Records supplied:
▼
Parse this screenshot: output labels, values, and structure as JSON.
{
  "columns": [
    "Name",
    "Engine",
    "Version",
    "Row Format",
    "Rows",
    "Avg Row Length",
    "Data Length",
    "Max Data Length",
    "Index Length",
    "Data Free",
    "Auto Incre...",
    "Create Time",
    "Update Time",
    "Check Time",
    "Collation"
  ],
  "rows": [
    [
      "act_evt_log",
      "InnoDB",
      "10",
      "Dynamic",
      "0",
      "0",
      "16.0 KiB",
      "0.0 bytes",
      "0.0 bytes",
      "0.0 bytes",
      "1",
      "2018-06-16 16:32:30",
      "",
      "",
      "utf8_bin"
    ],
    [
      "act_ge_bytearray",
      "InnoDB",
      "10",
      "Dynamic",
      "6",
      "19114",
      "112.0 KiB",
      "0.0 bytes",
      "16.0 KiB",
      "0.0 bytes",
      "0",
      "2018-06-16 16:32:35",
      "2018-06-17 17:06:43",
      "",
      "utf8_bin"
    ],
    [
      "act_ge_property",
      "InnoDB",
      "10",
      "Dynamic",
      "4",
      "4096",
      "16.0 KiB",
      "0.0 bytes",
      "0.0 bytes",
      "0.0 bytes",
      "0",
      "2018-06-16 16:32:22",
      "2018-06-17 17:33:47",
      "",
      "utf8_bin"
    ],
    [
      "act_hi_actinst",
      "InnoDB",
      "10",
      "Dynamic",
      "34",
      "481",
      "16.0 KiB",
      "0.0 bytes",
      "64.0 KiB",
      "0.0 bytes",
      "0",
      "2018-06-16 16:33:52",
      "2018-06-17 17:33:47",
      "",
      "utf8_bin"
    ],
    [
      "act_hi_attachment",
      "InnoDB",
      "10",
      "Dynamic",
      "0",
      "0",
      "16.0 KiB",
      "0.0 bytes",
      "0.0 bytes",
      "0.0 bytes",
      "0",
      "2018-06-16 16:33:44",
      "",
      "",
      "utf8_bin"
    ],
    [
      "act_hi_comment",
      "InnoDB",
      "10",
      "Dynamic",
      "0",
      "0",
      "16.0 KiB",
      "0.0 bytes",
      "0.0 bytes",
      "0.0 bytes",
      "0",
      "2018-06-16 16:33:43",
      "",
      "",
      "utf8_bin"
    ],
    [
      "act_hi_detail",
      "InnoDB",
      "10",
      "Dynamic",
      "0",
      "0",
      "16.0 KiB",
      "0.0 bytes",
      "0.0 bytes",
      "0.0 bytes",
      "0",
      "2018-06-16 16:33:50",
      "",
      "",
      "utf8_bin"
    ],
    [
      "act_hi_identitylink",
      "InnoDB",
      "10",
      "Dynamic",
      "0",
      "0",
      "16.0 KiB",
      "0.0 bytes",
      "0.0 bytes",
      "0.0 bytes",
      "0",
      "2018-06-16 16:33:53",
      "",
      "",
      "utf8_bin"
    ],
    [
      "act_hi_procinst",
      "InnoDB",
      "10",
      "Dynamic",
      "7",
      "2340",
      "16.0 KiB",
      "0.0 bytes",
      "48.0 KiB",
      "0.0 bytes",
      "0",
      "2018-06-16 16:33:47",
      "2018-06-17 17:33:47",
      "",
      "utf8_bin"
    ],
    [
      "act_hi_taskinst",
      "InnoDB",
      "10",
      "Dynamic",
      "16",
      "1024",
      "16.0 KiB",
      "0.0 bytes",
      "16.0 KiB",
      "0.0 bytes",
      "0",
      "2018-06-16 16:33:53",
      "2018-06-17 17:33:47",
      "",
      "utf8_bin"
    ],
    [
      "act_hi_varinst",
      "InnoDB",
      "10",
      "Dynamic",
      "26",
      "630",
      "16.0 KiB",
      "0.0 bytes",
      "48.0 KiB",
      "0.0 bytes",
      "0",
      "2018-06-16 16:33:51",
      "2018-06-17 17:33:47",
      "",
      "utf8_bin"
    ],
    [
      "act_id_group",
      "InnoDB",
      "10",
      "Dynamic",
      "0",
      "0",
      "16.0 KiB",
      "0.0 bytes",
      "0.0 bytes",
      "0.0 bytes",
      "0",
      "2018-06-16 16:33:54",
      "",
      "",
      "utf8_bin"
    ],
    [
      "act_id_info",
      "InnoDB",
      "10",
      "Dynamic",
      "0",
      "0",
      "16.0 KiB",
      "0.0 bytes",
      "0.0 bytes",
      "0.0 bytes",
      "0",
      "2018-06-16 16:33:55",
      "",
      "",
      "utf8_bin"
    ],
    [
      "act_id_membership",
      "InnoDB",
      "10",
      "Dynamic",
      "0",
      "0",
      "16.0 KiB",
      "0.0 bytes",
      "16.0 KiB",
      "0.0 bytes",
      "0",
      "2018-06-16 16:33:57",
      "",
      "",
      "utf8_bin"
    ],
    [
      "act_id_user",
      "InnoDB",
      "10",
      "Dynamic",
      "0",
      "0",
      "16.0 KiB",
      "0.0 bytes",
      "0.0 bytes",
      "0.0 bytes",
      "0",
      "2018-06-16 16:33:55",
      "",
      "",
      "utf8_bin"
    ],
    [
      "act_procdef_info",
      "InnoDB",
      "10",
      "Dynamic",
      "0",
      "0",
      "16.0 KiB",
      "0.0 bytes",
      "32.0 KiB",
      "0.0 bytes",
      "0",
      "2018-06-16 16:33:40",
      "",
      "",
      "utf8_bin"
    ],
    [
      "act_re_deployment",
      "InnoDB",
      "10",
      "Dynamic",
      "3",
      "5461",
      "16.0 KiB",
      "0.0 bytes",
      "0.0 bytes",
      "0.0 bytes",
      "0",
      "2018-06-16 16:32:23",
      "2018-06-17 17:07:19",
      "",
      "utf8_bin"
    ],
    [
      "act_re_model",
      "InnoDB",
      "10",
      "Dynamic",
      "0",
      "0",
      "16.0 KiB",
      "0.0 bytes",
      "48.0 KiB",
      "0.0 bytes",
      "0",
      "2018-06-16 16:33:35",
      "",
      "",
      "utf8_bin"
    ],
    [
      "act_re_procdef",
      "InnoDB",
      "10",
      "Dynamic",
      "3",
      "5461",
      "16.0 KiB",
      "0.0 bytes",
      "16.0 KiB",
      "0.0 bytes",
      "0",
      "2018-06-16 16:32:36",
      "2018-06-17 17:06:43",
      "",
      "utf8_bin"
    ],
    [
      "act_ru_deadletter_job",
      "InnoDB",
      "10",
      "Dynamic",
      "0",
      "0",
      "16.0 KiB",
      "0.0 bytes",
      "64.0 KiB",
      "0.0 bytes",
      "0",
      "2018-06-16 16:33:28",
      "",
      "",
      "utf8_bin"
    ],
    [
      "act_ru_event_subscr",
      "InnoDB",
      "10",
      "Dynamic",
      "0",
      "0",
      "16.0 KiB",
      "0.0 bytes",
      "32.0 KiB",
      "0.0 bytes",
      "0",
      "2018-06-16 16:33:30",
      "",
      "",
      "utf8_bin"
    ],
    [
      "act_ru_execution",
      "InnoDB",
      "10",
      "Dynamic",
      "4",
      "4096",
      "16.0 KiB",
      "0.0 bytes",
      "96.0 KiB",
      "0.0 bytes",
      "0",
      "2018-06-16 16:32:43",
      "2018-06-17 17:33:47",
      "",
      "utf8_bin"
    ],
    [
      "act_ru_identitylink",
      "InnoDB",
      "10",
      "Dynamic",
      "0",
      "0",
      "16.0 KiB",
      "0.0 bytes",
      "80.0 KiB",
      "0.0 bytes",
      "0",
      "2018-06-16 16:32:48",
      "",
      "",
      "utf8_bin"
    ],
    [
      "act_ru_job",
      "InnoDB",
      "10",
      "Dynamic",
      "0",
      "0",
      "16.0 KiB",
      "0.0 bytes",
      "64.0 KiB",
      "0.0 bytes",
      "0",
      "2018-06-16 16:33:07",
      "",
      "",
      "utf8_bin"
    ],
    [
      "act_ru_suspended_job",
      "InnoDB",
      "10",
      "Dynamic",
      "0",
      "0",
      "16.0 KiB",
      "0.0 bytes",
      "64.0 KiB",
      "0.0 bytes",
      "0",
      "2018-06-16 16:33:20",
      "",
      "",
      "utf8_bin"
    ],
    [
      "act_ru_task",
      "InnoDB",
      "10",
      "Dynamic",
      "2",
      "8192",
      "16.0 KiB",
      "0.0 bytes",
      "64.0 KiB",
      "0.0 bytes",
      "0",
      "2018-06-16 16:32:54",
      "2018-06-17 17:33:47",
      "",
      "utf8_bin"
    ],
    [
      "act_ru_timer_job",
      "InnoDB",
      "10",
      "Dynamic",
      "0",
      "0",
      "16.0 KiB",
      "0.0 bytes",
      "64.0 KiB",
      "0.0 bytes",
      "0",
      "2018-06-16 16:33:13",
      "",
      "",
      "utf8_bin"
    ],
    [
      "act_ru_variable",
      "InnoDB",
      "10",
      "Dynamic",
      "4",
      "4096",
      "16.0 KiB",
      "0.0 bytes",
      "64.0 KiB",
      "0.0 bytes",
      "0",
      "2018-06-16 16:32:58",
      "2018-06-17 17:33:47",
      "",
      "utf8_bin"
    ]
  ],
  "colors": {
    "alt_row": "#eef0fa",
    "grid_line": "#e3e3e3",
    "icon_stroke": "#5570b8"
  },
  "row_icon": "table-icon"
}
▲
The task:
Pull out all lines containing the word "Data" from the entries above.

Complete response:
    "Data Length",
    "Max Data Length",
    "Data Free",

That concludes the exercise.